Your objective -
Write out the listing below exactly, and omit any images you find in it.

=-=-=

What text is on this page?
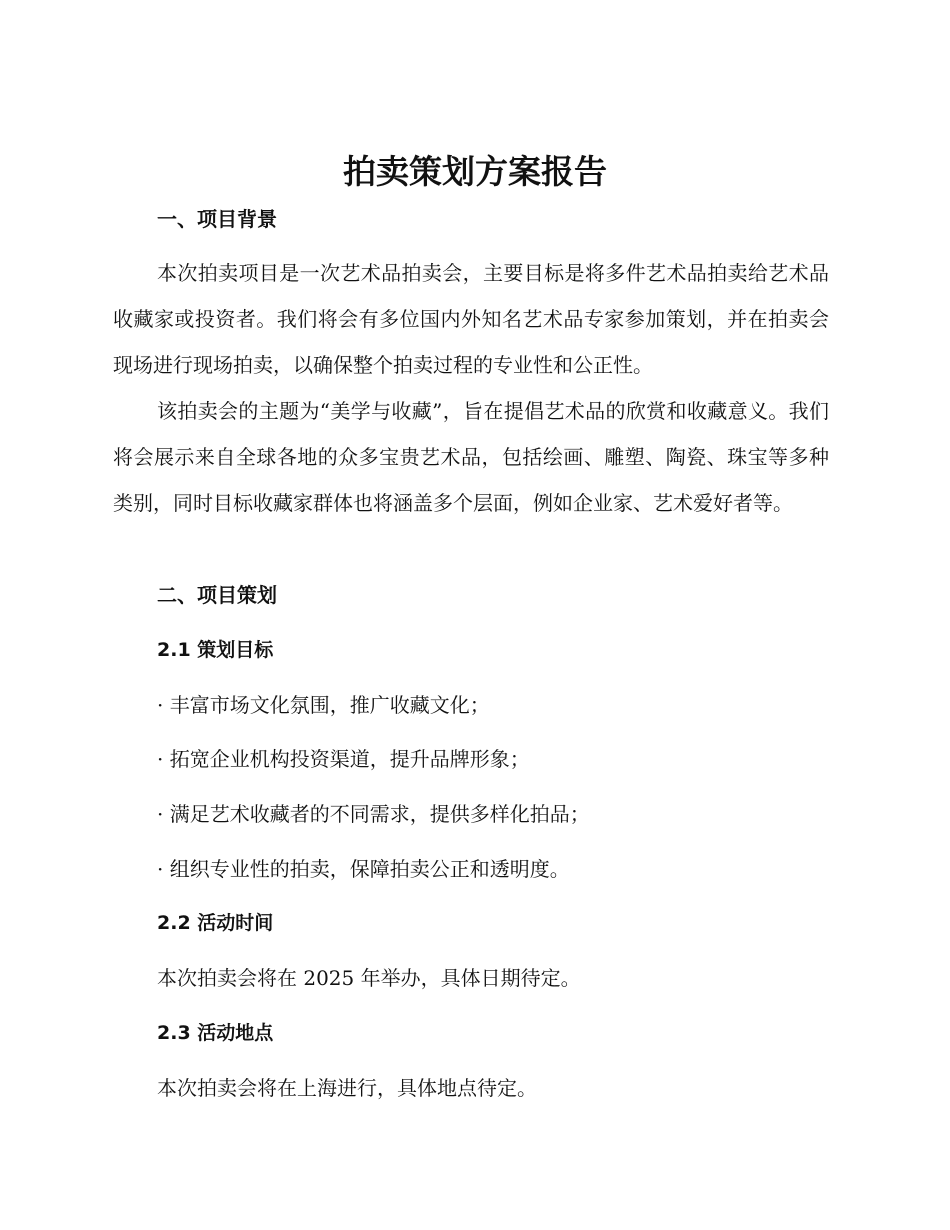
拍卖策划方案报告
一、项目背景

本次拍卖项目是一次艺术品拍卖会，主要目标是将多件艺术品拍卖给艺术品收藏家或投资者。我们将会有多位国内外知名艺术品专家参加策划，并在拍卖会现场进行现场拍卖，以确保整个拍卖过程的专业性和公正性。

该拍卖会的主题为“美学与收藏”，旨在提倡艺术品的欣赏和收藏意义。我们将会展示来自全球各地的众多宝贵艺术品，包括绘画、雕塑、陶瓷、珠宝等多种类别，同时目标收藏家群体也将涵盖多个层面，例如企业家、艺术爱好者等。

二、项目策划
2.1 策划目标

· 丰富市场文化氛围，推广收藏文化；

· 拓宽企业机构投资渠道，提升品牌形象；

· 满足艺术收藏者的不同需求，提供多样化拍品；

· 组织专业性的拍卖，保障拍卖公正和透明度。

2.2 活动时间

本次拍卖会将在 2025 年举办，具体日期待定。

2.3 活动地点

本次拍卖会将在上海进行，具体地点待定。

=-=-=

Solution for this problem -
What text is on this page?
拍卖策划方案报告
一、项目背景

本次拍卖项目是一次艺术品拍卖会，主要目标是将多件艺术品拍卖给艺术品收藏家或投资者。我们将会有多位国内外知名艺术品专家参加策划，并在拍卖会现场进行现场拍卖，以确保整个拍卖过程的专业性和公正性。

该拍卖会的主题为“美学与收藏”，旨在提倡艺术品的欣赏和收藏意义。我们将会展示来自全球各地的众多宝贵艺术品，包括绘画、雕塑、陶瓷、珠宝等多种类别，同时目标收藏家群体也将涵盖多个层面，例如企业家、艺术爱好者等。

二、项目策划
2.1 策划目标

· 丰富市场文化氛围，推广收藏文化；

· 拓宽企业机构投资渠道，提升品牌形象；

· 满足艺术收藏者的不同需求，提供多样化拍品；

· 组织专业性的拍卖，保障拍卖公正和透明度。

2.2 活动时间

本次拍卖会将在 2025 年举办，具体日期待定。

2.3 活动地点

本次拍卖会将在上海进行，具体地点待定。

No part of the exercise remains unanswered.